Task objective: Quote the full listing word for word.

BEGIN Exercise material

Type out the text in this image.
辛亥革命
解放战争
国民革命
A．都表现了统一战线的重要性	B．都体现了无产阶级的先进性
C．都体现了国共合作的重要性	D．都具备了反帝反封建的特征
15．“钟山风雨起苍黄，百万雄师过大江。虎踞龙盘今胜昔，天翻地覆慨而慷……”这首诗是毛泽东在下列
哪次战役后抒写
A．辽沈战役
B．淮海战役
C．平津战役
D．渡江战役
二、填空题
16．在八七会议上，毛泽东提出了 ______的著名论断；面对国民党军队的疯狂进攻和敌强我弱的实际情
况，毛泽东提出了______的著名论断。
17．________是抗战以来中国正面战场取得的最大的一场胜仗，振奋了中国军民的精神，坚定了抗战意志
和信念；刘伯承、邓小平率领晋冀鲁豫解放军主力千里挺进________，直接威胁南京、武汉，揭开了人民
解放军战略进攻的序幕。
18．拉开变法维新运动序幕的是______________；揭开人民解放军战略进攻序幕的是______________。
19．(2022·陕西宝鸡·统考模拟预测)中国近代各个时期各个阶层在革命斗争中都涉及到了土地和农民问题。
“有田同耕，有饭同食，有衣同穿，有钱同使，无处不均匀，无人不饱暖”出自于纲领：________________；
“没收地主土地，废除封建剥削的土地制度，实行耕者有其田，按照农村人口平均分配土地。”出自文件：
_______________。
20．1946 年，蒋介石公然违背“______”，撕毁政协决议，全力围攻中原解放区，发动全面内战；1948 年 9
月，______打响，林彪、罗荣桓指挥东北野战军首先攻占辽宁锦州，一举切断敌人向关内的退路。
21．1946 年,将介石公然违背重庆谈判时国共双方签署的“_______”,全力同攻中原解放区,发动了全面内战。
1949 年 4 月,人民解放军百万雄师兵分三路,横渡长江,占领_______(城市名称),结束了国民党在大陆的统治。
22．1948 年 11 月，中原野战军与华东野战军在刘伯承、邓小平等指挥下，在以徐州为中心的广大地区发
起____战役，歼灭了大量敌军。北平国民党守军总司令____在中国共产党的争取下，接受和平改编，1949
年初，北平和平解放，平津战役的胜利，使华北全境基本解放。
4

END Exercise material

Completed exercise:
Type out the text in this image.
辛亥革命
解放战争
国民革命
A．都表现了统一战线的重要性	B．都体现了无产阶级的先进性
C．都体现了国共合作的重要性	D．都具备了反帝反封建的特征
15．“钟山风雨起苍黄，百万雄师过大江。虎踞龙盘今胜昔，天翻地覆慨而慷……”这首诗是毛泽东在下列
哪次战役后抒写
A．辽沈战役
B．淮海战役
C．平津战役
D．渡江战役
二、填空题
16．在八七会议上，毛泽东提出了 ______的著名论断；面对国民党军队的疯狂进攻和敌强我弱的实际情
况，毛泽东提出了______的著名论断。
17．________是抗战以来中国正面战场取得的最大的一场胜仗，振奋了中国军民的精神，坚定了抗战意志
和信念；刘伯承、邓小平率领晋冀鲁豫解放军主力千里挺进________，直接威胁南京、武汉，揭开了人民
解放军战略进攻的序幕。
18．拉开变法维新运动序幕的是______________；揭开人民解放军战略进攻序幕的是______________。
19．(2022·陕西宝鸡·统考模拟预测)中国近代各个时期各个阶层在革命斗争中都涉及到了土地和农民问题。
“有田同耕，有饭同食，有衣同穿，有钱同使，无处不均匀，无人不饱暖”出自于纲领：________________；
“没收地主土地，废除封建剥削的土地制度，实行耕者有其田，按照农村人口平均分配土地。”出自文件：
_______________。
20．1946 年，蒋介石公然违背“______”，撕毁政协决议，全力围攻中原解放区，发动全面内战；1948 年 9
月，______打响，林彪、罗荣桓指挥东北野战军首先攻占辽宁锦州，一举切断敌人向关内的退路。
21．1946 年,将介石公然违背重庆谈判时国共双方签署的“_______”,全力同攻中原解放区,发动了全面内战。
1949 年 4 月,人民解放军百万雄师兵分三路,横渡长江,占领_______(城市名称),结束了国民党在大陆的统治。
22．1948 年 11 月，中原野战军与华东野战军在刘伯承、邓小平等指挥下，在以徐州为中心的广大地区发
起____战役，歼灭了大量敌军。北平国民党守军总司令____在中国共产党的争取下，接受和平改编，1949
年初，北平和平解放，平津战役的胜利，使华北全境基本解放。
4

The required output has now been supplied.